#### [Information given]
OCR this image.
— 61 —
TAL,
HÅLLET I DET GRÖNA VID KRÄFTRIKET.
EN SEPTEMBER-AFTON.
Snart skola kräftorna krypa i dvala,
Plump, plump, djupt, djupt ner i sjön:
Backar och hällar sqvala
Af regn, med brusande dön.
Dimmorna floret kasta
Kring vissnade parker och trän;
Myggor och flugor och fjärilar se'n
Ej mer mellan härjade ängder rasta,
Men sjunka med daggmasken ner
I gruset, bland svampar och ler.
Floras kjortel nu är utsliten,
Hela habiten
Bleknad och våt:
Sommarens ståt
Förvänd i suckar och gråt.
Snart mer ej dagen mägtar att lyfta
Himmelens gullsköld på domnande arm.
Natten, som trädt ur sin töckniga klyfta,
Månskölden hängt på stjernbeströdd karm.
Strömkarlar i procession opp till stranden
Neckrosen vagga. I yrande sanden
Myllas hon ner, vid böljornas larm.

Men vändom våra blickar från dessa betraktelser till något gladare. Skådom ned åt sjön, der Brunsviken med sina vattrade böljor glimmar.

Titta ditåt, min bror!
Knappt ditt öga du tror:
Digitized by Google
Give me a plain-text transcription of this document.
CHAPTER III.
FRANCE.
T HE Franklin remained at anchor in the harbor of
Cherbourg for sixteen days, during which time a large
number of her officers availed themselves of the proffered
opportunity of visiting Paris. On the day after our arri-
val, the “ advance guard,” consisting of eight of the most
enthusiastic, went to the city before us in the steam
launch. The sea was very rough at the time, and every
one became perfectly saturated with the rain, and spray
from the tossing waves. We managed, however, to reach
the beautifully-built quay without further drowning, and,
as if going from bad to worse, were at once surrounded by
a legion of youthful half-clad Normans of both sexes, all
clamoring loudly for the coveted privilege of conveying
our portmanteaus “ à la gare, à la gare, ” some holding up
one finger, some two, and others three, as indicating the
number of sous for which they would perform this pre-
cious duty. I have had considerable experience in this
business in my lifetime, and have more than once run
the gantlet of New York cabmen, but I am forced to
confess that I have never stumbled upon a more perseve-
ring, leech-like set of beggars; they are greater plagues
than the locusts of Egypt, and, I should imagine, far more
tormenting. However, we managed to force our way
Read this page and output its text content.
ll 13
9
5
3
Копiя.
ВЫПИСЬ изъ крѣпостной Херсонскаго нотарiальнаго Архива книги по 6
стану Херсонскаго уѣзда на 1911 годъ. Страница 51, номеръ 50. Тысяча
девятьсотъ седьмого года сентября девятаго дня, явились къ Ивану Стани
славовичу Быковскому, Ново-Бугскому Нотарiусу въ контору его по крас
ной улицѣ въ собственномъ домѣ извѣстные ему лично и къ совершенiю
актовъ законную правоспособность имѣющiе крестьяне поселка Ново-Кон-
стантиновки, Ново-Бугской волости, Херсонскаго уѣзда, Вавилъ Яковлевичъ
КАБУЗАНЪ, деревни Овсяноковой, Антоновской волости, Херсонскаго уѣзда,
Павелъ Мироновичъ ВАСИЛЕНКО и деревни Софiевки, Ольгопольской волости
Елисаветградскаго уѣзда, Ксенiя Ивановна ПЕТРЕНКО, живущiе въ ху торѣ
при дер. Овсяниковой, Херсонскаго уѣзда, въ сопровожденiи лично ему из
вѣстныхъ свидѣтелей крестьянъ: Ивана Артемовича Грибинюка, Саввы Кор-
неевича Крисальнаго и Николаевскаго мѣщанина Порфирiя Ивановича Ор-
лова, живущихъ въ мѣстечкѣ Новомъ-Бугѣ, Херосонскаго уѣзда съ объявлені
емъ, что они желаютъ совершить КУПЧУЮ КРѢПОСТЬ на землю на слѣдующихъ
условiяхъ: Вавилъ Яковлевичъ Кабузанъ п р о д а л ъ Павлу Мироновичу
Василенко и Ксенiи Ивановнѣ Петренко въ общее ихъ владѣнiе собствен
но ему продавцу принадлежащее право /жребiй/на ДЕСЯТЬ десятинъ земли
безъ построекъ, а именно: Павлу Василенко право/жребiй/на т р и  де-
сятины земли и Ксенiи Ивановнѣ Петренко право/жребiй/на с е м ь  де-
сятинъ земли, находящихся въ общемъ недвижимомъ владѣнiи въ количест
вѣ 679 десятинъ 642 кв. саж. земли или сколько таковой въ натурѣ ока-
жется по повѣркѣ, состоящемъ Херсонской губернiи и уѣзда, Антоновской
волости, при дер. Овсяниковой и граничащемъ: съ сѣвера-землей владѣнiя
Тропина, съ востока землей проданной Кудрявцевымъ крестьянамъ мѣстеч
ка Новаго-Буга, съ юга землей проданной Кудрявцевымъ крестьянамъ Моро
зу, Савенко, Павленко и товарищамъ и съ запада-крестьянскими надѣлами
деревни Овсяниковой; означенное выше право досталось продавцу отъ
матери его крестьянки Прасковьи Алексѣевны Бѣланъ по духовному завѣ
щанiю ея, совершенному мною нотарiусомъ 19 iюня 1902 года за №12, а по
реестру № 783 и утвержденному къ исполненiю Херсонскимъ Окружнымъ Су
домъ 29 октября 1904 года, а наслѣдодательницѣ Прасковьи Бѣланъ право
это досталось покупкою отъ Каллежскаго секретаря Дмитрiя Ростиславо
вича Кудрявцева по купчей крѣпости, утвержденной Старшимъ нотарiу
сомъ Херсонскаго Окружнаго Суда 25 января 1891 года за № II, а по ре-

#### [The exercise]
Collect each line of the entries that has the word "Вавилъ", copying it in full.

#### [Answer to this exercise]
стантиновки, Ново-Бугской волости, Херсонскаго уѣзда, Вавилъ Яковлевичъ
условiяхъ: Вавилъ Яковлевичъ Кабузанъ п р о д а л ъ Павлу Мироновичу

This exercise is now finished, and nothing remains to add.